Selected extract.
+++++

# CAO Points Analysis

[CAO](http://www.cao.ie/index.php?page=points&p=2021)

***

In [36]:
# Regular Expressions
import re

# Convenient HTTP Requests.
import requests as rq

# dates and times
import datetime as dt

In [37]:
# Fetch CAO points URL
resp = rq.get('http://www2.cao.ie/points/l8.php')
# Have a quick peek
resp

<Response [200]>

# Save original data set

In [38]:
# Get Current date and time.
now = dt.datetime.now()

# Format as string
nowstr = now.strftime('%Y%m%d_%H%M%S')

In [39]:
#Create file path for original data
path = 'data/cao2021_'+ nowstr + '.html'

### Error on Server
- Server says we should decode as per:
    Content-Type: text/html; charset=iso-8859-1
- However one line uses \x96 which is not defined in iso-8859-1
- Therefore we used the similar decoding standard cp1252
- This is very similar but includes \x96

In [40]:
# Server uses the incorrect encoding
original_encoding = resp.encoding
# Change to cp1252
resp.encoding = 'cp1252'

In [41]:
# Save The orginal html file
with open(path, 'w') as f:
    f.write(resp.text)

+++++

Job A.
In the CAO points notebook, which encoding is the response set to before the HTML file is saved?
The text and the entries that follow it were taken from unrelated sources.

+++++

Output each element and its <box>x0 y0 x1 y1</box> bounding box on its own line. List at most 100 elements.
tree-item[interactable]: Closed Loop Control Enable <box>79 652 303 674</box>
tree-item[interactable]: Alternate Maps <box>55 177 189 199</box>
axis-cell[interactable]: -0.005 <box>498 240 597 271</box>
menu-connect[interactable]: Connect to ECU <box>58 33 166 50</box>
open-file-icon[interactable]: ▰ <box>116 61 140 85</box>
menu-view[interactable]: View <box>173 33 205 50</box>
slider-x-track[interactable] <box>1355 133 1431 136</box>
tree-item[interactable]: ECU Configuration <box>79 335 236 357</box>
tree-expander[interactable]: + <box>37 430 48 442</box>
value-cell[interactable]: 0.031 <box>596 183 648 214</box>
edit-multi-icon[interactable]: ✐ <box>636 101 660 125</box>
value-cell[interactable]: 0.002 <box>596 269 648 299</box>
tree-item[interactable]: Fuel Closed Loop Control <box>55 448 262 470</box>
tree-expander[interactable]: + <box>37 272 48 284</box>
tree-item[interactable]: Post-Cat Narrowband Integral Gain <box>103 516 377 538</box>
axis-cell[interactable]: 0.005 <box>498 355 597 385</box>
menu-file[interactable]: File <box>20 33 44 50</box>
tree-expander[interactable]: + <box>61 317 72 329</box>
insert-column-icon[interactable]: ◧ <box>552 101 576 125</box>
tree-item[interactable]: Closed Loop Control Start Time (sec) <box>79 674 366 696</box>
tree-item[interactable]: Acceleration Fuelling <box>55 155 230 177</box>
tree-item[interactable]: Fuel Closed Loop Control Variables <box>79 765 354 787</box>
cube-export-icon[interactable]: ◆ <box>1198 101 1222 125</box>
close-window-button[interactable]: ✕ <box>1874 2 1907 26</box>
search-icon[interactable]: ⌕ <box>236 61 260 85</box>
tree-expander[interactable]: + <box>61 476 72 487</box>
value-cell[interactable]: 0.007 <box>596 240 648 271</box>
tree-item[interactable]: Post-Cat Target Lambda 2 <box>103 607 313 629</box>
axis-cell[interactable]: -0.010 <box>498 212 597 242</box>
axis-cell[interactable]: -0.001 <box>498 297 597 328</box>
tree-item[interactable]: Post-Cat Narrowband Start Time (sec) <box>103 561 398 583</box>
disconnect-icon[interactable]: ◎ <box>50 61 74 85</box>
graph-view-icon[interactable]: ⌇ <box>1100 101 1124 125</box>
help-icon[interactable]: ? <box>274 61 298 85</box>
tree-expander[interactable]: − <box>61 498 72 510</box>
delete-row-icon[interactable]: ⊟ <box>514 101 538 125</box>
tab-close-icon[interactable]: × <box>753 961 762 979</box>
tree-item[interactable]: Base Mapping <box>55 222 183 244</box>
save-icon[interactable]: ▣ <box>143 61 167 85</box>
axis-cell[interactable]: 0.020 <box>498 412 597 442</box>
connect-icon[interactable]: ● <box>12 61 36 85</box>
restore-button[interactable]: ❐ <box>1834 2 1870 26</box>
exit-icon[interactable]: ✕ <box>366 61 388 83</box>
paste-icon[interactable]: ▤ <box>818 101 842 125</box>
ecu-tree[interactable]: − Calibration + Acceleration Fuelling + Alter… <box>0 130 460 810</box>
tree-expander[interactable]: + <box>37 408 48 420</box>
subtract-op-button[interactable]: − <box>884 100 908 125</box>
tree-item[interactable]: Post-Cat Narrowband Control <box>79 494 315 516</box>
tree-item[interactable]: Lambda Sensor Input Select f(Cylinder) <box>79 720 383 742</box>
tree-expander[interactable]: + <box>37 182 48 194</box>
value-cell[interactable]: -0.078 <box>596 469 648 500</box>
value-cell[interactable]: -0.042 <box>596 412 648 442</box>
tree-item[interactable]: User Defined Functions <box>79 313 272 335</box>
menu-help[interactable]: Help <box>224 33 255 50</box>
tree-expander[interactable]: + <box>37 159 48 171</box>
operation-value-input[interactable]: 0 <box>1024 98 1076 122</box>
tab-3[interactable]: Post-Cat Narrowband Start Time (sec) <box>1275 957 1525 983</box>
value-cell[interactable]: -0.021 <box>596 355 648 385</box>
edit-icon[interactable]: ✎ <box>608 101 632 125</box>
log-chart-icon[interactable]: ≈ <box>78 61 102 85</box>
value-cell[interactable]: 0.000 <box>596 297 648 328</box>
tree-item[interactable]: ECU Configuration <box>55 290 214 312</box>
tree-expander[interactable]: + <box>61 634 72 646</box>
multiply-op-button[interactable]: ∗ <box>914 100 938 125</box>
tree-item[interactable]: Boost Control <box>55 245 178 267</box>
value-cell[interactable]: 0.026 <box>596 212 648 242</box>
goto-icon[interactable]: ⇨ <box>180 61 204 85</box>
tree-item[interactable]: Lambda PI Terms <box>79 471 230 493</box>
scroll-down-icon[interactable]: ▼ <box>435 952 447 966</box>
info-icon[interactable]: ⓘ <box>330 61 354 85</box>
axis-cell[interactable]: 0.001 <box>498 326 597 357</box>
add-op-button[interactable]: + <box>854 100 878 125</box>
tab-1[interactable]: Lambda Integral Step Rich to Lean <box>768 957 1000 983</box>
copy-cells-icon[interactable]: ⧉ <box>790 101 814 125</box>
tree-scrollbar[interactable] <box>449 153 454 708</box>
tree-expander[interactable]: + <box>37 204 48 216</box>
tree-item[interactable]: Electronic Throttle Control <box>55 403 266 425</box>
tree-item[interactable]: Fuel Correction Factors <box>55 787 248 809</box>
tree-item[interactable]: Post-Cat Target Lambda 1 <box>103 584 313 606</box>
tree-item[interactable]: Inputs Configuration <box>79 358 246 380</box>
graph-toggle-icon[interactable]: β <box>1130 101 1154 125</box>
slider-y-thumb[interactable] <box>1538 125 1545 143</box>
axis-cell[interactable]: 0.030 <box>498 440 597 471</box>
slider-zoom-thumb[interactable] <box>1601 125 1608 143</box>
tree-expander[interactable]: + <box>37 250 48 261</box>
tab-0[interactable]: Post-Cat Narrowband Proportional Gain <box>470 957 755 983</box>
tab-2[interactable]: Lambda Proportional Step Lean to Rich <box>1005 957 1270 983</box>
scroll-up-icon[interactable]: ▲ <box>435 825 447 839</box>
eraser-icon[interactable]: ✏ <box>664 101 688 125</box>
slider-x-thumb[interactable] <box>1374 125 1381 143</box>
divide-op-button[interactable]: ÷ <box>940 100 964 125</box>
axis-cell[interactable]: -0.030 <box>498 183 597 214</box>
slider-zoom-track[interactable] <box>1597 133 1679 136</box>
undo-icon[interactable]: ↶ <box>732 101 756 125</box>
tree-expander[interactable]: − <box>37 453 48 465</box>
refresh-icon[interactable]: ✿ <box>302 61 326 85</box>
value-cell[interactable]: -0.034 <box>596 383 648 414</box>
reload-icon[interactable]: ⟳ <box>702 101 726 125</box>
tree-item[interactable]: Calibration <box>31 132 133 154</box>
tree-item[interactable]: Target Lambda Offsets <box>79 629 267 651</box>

+++++

Job B.
Rewrite the entries from their first line through the line containing "tree-item[interactable]: ECU Configuration <box>79", changing "Alternate Maps" to "Backup Maps" and leaving everything else as it is. Return only those lines.

Written solution A.
cp1252

Written solution B.
Output each element and its <box>x0 y0 x1 y1</box> bounding box on its own line. List at most 100 elements.
tree-item[interactable]: Closed Loop Control Enable <box>79 652 303 674</box>
tree-item[interactable]: Backup Maps <box>55 177 189 199</box>
axis-cell[interactable]: -0.005 <box>498 240 597 271</box>
menu-connect[interactable]: Connect to ECU <box>58 33 166 50</box>
open-file-icon[interactable]: ▰ <box>116 61 140 85</box>
menu-view[interactable]: View <box>173 33 205 50</box>
slider-x-track[interactable] <box>1355 133 1431 136</box>
tree-item[interactable]: ECU Configuration <box>79 335 236 357</box>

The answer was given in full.